* BEGIN *

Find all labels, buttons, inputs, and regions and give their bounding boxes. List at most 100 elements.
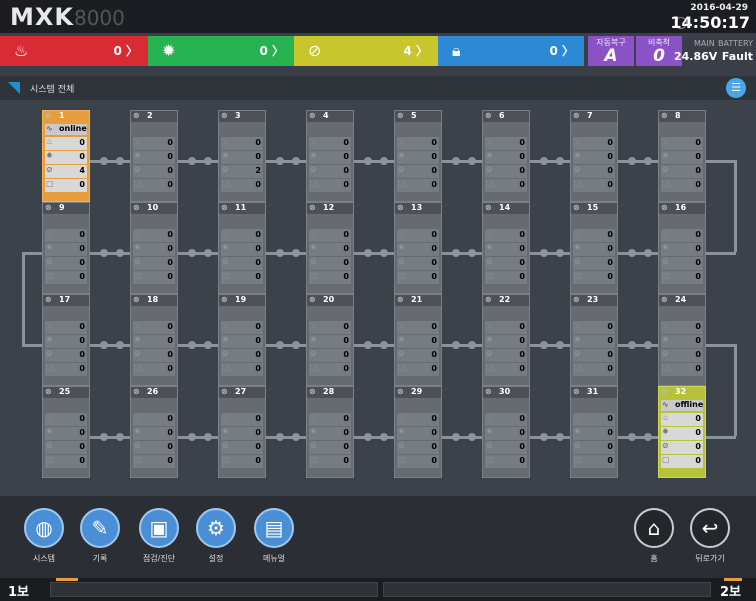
- signal-icon: ∿: [222, 400, 229, 409]
- unit-comm-status: ∿: [661, 216, 703, 227]
- unit-card-14[interactable]: ⊗ 14 ∿ ♨ 0 ✹ 0 ⊘ 0 ▢ 0: [482, 202, 530, 294]
- unit-comm-status: ∿: [221, 400, 263, 411]
- system-button[interactable]: ◍: [24, 508, 64, 548]
- unit-card-9[interactable]: ⊗ 9 ∿ ♨ 0 ✹ 0 ⊘ 0 ▢ 0: [42, 202, 90, 294]
- unit-count: 0: [79, 244, 85, 253]
- unit-card-20[interactable]: ⊗ 20 ∿ ♨ 0 ✹ 0 ⊘ 0 ▢ 0: [306, 294, 354, 386]
- unit-number: 2: [147, 111, 153, 120]
- unit-count: 0: [255, 180, 261, 189]
- unit-card-15[interactable]: ⊗ 15 ∿ ♨ 0 ✹ 0 ⊘ 0 ▢ 0: [570, 202, 618, 294]
- unit-row-lock: ▢ 0: [45, 179, 87, 192]
- back-button[interactable]: ↩: [690, 508, 730, 548]
- unit-card-26[interactable]: ⊗ 26 ∿ ♨ 0 ✹ 0 ⊘ 0 ▢ 0: [130, 386, 178, 478]
- unit-card-31[interactable]: ⊗ 31 ∿ ♨ 0 ✹ 0 ⊘ 0 ▢ 0: [570, 386, 618, 478]
- unit-status-icon: ⊗: [397, 203, 404, 212]
- lock-icon: ▢: [398, 179, 406, 188]
- lock-icon: ▢: [222, 363, 230, 372]
- unit-row-fault: ✹ 0: [661, 427, 703, 440]
- unit-card-17[interactable]: ⊗ 17 ∿ ♨ 0 ✹ 0 ⊘ 0 ▢ 0: [42, 294, 90, 386]
- unit-card-10[interactable]: ⊗ 10 ∿ ♨ 0 ✹ 0 ⊘ 0 ▢ 0: [130, 202, 178, 294]
- unit-card-24[interactable]: ⊗ 24 ∿ ♨ 0 ✹ 0 ⊘ 0 ▢ 0: [658, 294, 706, 386]
- lock-icon: ▢: [46, 271, 54, 280]
- unit-number: 25: [59, 387, 71, 396]
- floor-bar-left[interactable]: [50, 582, 378, 597]
- unit-row-fire: ♨ 0: [573, 229, 615, 242]
- home-button[interactable]: ⌂: [634, 508, 674, 548]
- fault-status-button[interactable]: ✹ 0 〉: [148, 36, 294, 66]
- unit-row-fire: ♨ 0: [661, 137, 703, 150]
- unit-card-23[interactable]: ⊗ 23 ∿ ♨ 0 ✹ 0 ⊘ 0 ▢ 0: [570, 294, 618, 386]
- manual-label: 메뉴얼: [262, 554, 286, 563]
- unit-card-21[interactable]: ⊗ 21 ∿ ♨ 0 ✹ 0 ⊘ 0 ▢ 0: [394, 294, 442, 386]
- floor-left-label[interactable]: 1보: [8, 581, 29, 600]
- unit-card-8[interactable]: ⊗ 8 ∿ ♨ 0 ✹ 0 ⊘ 0 ▢ 0: [658, 110, 706, 202]
- pipe-node: [100, 341, 108, 349]
- unit-row-fault: ✹ 0: [309, 151, 351, 164]
- unit-card-1[interactable]: ⊗ 1 ∿ online ♨ 0 ✹ 0 ⊘ 4 ▢ 0: [42, 110, 90, 202]
- unit-number: 24: [675, 295, 687, 304]
- floor-bar-right[interactable]: [383, 582, 711, 597]
- unit-count: 0: [695, 138, 701, 147]
- auto-restore-button[interactable]: 자동복구 A: [588, 36, 634, 66]
- unit-card-16[interactable]: ⊗ 16 ∿ ♨ 0 ✹ 0 ⊘ 0 ▢ 0: [658, 202, 706, 294]
- unit-status-icon: ⊗: [45, 295, 52, 304]
- unit-card-6[interactable]: ⊗ 6 ∿ ♨ 0 ✹ 0 ⊘ 0 ▢ 0: [482, 110, 530, 202]
- unit-count: 0: [167, 244, 173, 253]
- disable-icon: ⊘: [486, 257, 493, 266]
- settings-button[interactable]: ⚙: [196, 508, 236, 548]
- unit-card-25[interactable]: ⊗ 25 ∿ ♨ 0 ✹ 0 ⊘ 0 ▢ 0: [42, 386, 90, 478]
- unit-card-3[interactable]: ⊗ 3 ∿ ♨ 0 ✹ 0 ⊘ 2 ▢ 0: [218, 110, 266, 202]
- unit-row-fault: ✹ 0: [221, 243, 263, 256]
- unit-header: ⊗ 6: [483, 111, 529, 122]
- pipe-connector: [734, 160, 737, 252]
- unit-row-fault: ✹ 0: [133, 243, 175, 256]
- floor-right-label[interactable]: 2보: [720, 581, 741, 600]
- pipe-node: [292, 157, 300, 165]
- disable-icon: ⊘: [222, 257, 229, 266]
- manual-button[interactable]: ▤: [254, 508, 294, 548]
- unit-card-27[interactable]: ⊗ 27 ∿ ♨ 0 ✹ 0 ⊘ 0 ▢ 0: [218, 386, 266, 478]
- unit-card-11[interactable]: ⊗ 11 ∿ ♨ 0 ✹ 0 ⊘ 0 ▢ 0: [218, 202, 266, 294]
- unit-comm-status: ∿: [397, 124, 439, 135]
- unit-count: 0: [431, 350, 437, 359]
- time-display: 14:50:17: [670, 13, 750, 32]
- signal-icon: ∿: [134, 400, 141, 409]
- fire-icon: ♨: [310, 413, 318, 422]
- unit-row-lock: ▢ 0: [221, 363, 263, 376]
- fire-status-button[interactable]: ♨ 0 〉: [0, 36, 148, 66]
- unit-row-fault: ✹ 0: [661, 151, 703, 164]
- disable-status-button[interactable]: ⊘ 4 〉: [294, 36, 438, 66]
- unit-card-32[interactable]: ⊗ 32 ∿ offline ♨ 0 ✹ 0 ⊘ 0 ▢ 0: [658, 386, 706, 478]
- signal-icon: ∿: [398, 308, 405, 317]
- unit-card-18[interactable]: ⊗ 18 ∿ ♨ 0 ✹ 0 ⊘ 0 ▢ 0: [130, 294, 178, 386]
- unit-row-fault: ✹ 0: [133, 151, 175, 164]
- signal-icon: ∿: [662, 216, 669, 225]
- unit-card-22[interactable]: ⊗ 22 ∿ ♨ 0 ✹ 0 ⊘ 0 ▢ 0: [482, 294, 530, 386]
- unit-card-30[interactable]: ⊗ 30 ∿ ♨ 0 ✹ 0 ⊘ 0 ▢ 0: [482, 386, 530, 478]
- unit-card-29[interactable]: ⊗ 29 ∿ ♨ 0 ✹ 0 ⊘ 0 ▢ 0: [394, 386, 442, 478]
- unit-count: 0: [79, 138, 85, 147]
- unit-count: 0: [519, 364, 525, 373]
- list-view-button[interactable]: ☰: [726, 78, 746, 98]
- back-label: 뒤로가기: [695, 554, 725, 563]
- lock-status-button[interactable]: 🔒︎ 0 〉: [438, 36, 584, 66]
- unit-card-12[interactable]: ⊗ 12 ∿ ♨ 0 ✹ 0 ⊘ 0 ▢ 0: [306, 202, 354, 294]
- unit-card-5[interactable]: ⊗ 5 ∿ ♨ 0 ✹ 0 ⊘ 0 ▢ 0: [394, 110, 442, 202]
- record-button[interactable]: ✎: [80, 508, 120, 548]
- unit-row-disable: ⊘ 2: [221, 165, 263, 178]
- unit-card-13[interactable]: ⊗ 13 ∿ ♨ 0 ✹ 0 ⊘ 0 ▢ 0: [394, 202, 442, 294]
- unit-card-2[interactable]: ⊗ 2 ∿ ♨ 0 ✹ 0 ⊘ 0 ▢ 0: [130, 110, 178, 202]
- unit-card-19[interactable]: ⊗ 19 ∿ ♨ 0 ✹ 0 ⊘ 0 ▢ 0: [218, 294, 266, 386]
- unit-count: 0: [343, 350, 349, 359]
- pipe-node: [364, 157, 372, 165]
- unit-card-28[interactable]: ⊗ 28 ∿ ♨ 0 ✹ 0 ⊘ 0 ▢ 0: [306, 386, 354, 478]
- unit-row-fire: ♨ 0: [45, 229, 87, 242]
- fault-icon: ✹: [134, 151, 141, 160]
- unit-header: ⊗ 5: [395, 111, 441, 122]
- unit-card-4[interactable]: ⊗ 4 ∿ ♨ 0 ✹ 0 ⊘ 0 ▢ 0: [306, 110, 354, 202]
- inspect-button[interactable]: ▣: [139, 508, 179, 548]
- unit-count: 0: [519, 244, 525, 253]
- unit-count: 0: [519, 428, 525, 437]
- unit-card-7[interactable]: ⊗ 7 ∿ ♨ 0 ✹ 0 ⊘ 0 ▢ 0: [570, 110, 618, 202]
- unit-number: 18: [147, 295, 159, 304]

* END *

**GIVEN EXERCISE**
Copy the rows word for word, beginning with the line that contains "- signal-icon: ∿: [222, 400, 229, 409]" and ending after the line that contains "- floor-left-label[interactable]: 1보: [8, 581, 29, 600]".

**CORRECT RESPONSE**
- signal-icon: ∿: [222, 400, 229, 409]
- unit-comm-status: ∿: [661, 216, 703, 227]
- unit-card-14[interactable]: ⊗ 14 ∿ ♨ 0 ✹ 0 ⊘ 0 ▢ 0: [482, 202, 530, 294]
- unit-comm-status: ∿: [221, 400, 263, 411]
- system-button[interactable]: ◍: [24, 508, 64, 548]
- unit-card-9[interactable]: ⊗ 9 ∿ ♨ 0 ✹ 0 ⊘ 0 ▢ 0: [42, 202, 90, 294]
- unit-count: 0: [79, 244, 85, 253]
- unit-card-20[interactable]: ⊗ 20 ∿ ♨ 0 ✹ 0 ⊘ 0 ▢ 0: [306, 294, 354, 386]
- unit-number: 2: [147, 111, 153, 120]
- unit-count: 0: [255, 180, 261, 189]
- unit-card-15[interactable]: ⊗ 15 ∿ ♨ 0 ✹ 0 ⊘ 0 ▢ 0: [570, 202, 618, 294]
- unit-row-lock: ▢ 0: [45, 179, 87, 192]
- back-button[interactable]: ↩: [690, 508, 730, 548]
- unit-card-26[interactable]: ⊗ 26 ∿ ♨ 0 ✹ 0 ⊘ 0 ▢ 0: [130, 386, 178, 478]
- unit-card-31[interactable]: ⊗ 31 ∿ ♨ 0 ✹ 0 ⊘ 0 ▢ 0: [570, 386, 618, 478]
- unit-status-icon: ⊗: [397, 203, 404, 212]
- lock-icon: ▢: [398, 179, 406, 188]
- lock-icon: ▢: [222, 363, 230, 372]
- unit-row-fault: ✹ 0: [661, 427, 703, 440]
- unit-card-17[interactable]: ⊗ 17 ∿ ♨ 0 ✹ 0 ⊘ 0 ▢ 0: [42, 294, 90, 386]
- unit-card-10[interactable]: ⊗ 10 ∿ ♨ 0 ✹ 0 ⊘ 0 ▢ 0: [130, 202, 178, 294]
- unit-card-24[interactable]: ⊗ 24 ∿ ♨ 0 ✹ 0 ⊘ 0 ▢ 0: [658, 294, 706, 386]
- lock-icon: ▢: [46, 271, 54, 280]
- unit-number: 25: [59, 387, 71, 396]
- floor-bar-left[interactable]: [50, 582, 378, 597]
- unit-row-fire: ♨ 0: [573, 229, 615, 242]
- home-button[interactable]: ⌂: [634, 508, 674, 548]
- fault-status-button[interactable]: ✹ 0 〉: [148, 36, 294, 66]
- unit-row-fire: ♨ 0: [661, 137, 703, 150]
- unit-card-23[interactable]: ⊗ 23 ∿ ♨ 0 ✹ 0 ⊘ 0 ▢ 0: [570, 294, 618, 386]
- manual-label: 메뉴얼: [262, 554, 286, 563]
- unit-card-21[interactable]: ⊗ 21 ∿ ♨ 0 ✹ 0 ⊘ 0 ▢ 0: [394, 294, 442, 386]
- floor-left-label[interactable]: 1보: [8, 581, 29, 600]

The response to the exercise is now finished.